AIM OF THE TASK: Return the lines below exactly, starting at the line that contains "body sides with" and ending at the last line of the records.

— START EXTRACTED RECORDS —

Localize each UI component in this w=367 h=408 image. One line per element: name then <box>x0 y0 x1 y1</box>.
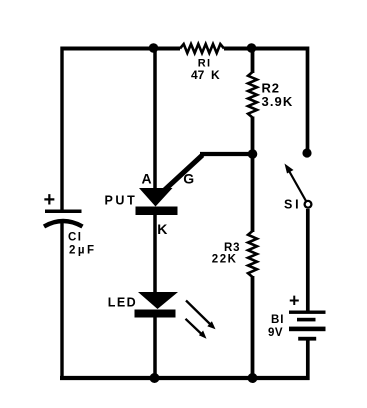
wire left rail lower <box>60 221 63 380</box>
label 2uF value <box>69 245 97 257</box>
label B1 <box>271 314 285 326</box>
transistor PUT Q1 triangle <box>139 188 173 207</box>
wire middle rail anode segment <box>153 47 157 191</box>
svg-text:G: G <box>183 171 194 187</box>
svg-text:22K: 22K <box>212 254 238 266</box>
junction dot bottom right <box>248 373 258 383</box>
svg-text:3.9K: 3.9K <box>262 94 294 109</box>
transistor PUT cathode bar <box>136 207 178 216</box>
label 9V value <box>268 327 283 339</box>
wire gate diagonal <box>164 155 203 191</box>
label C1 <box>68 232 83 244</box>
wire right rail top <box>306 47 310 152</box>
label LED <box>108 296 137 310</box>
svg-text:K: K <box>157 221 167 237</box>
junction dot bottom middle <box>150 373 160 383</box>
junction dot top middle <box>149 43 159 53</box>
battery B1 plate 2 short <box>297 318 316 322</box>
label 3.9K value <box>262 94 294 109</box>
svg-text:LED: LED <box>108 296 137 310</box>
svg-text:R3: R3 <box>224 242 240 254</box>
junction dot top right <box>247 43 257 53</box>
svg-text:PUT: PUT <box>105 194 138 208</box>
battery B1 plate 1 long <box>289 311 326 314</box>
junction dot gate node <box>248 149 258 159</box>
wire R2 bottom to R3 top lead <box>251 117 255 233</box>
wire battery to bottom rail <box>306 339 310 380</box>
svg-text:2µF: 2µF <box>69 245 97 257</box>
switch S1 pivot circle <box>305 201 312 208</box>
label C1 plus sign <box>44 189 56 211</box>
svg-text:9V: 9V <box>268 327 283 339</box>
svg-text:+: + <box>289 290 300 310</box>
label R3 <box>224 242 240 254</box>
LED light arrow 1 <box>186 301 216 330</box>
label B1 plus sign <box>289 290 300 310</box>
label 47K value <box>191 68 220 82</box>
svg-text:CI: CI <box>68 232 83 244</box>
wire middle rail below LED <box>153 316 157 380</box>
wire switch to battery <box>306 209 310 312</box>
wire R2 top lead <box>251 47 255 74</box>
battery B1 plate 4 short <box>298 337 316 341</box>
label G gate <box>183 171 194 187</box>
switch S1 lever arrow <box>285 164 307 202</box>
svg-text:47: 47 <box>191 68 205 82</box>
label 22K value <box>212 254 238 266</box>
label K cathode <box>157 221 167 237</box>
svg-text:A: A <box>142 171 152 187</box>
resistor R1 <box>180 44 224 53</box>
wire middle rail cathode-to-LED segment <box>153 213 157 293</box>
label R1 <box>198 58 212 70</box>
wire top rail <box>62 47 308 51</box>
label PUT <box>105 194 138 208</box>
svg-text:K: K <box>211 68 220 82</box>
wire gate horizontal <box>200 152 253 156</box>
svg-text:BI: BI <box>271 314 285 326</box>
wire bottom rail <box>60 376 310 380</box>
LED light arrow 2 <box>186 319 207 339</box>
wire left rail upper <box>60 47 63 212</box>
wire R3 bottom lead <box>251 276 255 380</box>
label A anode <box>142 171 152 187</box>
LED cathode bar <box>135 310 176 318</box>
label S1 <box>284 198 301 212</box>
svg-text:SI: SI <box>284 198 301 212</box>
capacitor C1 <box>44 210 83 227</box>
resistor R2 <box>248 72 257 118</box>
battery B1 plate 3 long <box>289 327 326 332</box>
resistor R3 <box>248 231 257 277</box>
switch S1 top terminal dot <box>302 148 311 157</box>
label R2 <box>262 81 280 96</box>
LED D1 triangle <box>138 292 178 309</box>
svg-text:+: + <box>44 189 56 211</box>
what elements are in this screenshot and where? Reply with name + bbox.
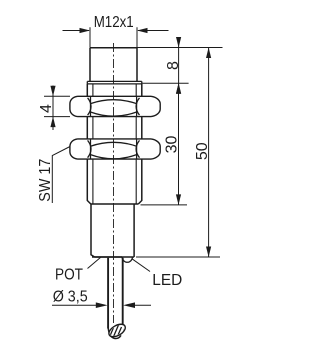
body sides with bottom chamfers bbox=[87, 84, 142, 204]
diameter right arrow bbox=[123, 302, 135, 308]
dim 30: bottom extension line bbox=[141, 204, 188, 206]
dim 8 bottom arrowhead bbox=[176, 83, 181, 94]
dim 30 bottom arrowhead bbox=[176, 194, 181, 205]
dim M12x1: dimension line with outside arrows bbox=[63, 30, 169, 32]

— END EXTRACTED RECORDS —

TASK OUTPUT:
body sides with bottom chamfers bbox=[87, 84, 142, 204]
diameter right arrow bbox=[123, 302, 135, 308]
dim 30: bottom extension line bbox=[141, 204, 188, 206]
dim 8 bottom arrowhead bbox=[176, 83, 181, 94]
dim 30 bottom arrowhead bbox=[176, 194, 181, 205]
dim M12x1: dimension line with outside arrows bbox=[63, 30, 169, 32]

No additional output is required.